◆ Data ◆
_ _ _ _

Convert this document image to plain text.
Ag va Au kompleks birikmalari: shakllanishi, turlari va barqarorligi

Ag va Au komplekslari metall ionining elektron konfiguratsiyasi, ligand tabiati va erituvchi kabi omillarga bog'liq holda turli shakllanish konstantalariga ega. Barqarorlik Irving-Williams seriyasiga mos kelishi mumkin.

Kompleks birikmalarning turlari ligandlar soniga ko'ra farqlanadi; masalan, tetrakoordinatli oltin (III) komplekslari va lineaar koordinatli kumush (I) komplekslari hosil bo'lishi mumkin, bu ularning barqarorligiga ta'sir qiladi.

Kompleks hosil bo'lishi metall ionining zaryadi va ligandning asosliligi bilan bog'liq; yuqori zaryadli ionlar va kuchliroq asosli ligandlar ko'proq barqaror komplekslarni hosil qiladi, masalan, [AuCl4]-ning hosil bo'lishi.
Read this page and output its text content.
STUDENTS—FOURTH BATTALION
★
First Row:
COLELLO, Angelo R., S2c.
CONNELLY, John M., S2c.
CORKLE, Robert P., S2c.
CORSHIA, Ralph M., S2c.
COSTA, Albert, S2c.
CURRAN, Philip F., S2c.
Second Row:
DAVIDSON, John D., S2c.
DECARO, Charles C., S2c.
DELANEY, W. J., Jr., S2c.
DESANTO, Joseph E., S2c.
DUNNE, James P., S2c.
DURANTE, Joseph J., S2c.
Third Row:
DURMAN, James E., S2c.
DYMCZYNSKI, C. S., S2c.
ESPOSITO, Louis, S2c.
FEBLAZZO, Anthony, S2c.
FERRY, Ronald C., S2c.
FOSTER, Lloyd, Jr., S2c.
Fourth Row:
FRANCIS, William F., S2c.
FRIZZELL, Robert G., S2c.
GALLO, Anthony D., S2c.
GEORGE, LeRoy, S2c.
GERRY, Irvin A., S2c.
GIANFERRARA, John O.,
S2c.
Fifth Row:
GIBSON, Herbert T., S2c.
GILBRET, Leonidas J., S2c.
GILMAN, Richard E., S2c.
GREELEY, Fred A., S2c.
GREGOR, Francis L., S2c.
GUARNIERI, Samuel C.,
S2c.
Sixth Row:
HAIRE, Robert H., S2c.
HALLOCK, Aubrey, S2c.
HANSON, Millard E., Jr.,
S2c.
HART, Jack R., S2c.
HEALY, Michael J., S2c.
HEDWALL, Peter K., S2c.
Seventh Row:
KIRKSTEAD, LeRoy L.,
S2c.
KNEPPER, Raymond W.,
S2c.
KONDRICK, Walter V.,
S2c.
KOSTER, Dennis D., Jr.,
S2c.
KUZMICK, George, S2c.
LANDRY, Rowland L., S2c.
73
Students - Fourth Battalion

_ _ _ _

◆ Problem statement ◆
Your task is to give the records above again, exactly.

◆ Solution to the exercise ◆
Convert this document image to plain text.
Ag va Au kompleks birikmalari: shakllanishi, turlari va barqarorligi

Ag va Au komplekslari metall ionining elektron konfiguratsiyasi, ligand tabiati va erituvchi kabi omillarga bog'liq holda turli shakllanish konstantalariga ega. Barqarorlik Irving-Williams seriyasiga mos kelishi mumkin.

Kompleks birikmalarning turlari ligandlar soniga ko'ra farqlanadi; masalan, tetrakoordinatli oltin (III) komplekslari va lineaar koordinatli kumush (I) komplekslari hosil bo'lishi mumkin, bu ularning barqarorligiga ta'sir qiladi.

Kompleks hosil bo'lishi metall ionining zaryadi va ligandning asosliligi bilan bog'liq; yuqori zaryadli ionlar va kuchliroq asosli ligandlar ko'proq barqaror komplekslarni hosil qiladi, masalan, [AuCl4]-ning hosil bo'lishi.
Read this page and output its text content.
STUDENTS—FOURTH BATTALION
★
First Row:
COLELLO, Angelo R., S2c.
CONNELLY, John M., S2c.
CORKLE, Robert P., S2c.
CORSHIA, Ralph M., S2c.
COSTA, Albert, S2c.
CURRAN, Philip F., S2c.
Second Row:
DAVIDSON, John D., S2c.
DECARO, Charles C., S2c.
DELANEY, W. J., Jr., S2c.
DESANTO, Joseph E., S2c.
DUNNE, James P., S2c.
DURANTE, Joseph J., S2c.
Third Row:
DURMAN, James E., S2c.
DYMCZYNSKI, C. S., S2c.
ESPOSITO, Louis, S2c.
FEBLAZZO, Anthony, S2c.
FERRY, Ronald C., S2c.
FOSTER, Lloyd, Jr., S2c.
Fourth Row:
FRANCIS, William F., S2c.
FRIZZELL, Robert G., S2c.
GALLO, Anthony D., S2c.
GEORGE, LeRoy, S2c.
GERRY, Irvin A., S2c.
GIANFERRARA, John O.,
S2c.
Fifth Row:
GIBSON, Herbert T., S2c.
GILBRET, Leonidas J., S2c.
GILMAN, Richard E., S2c.
GREELEY, Fred A., S2c.
GREGOR, Francis L., S2c.
GUARNIERI, Samuel C.,
S2c.
Sixth Row:
HAIRE, Robert H., S2c.
HALLOCK, Aubrey, S2c.
HANSON, Millard E., Jr.,
S2c.
HART, Jack R., S2c.
HEALY, Michael J., S2c.
HEDWALL, Peter K., S2c.
Seventh Row:
KIRKSTEAD, LeRoy L.,
S2c.
KNEPPER, Raymond W.,
S2c.
KONDRICK, Walter V.,
S2c.
KOSTER, Dennis D., Jr.,
S2c.
KUZMICK, George, S2c.
LANDRY, Rowland L., S2c.
73
Students - Fourth Battalion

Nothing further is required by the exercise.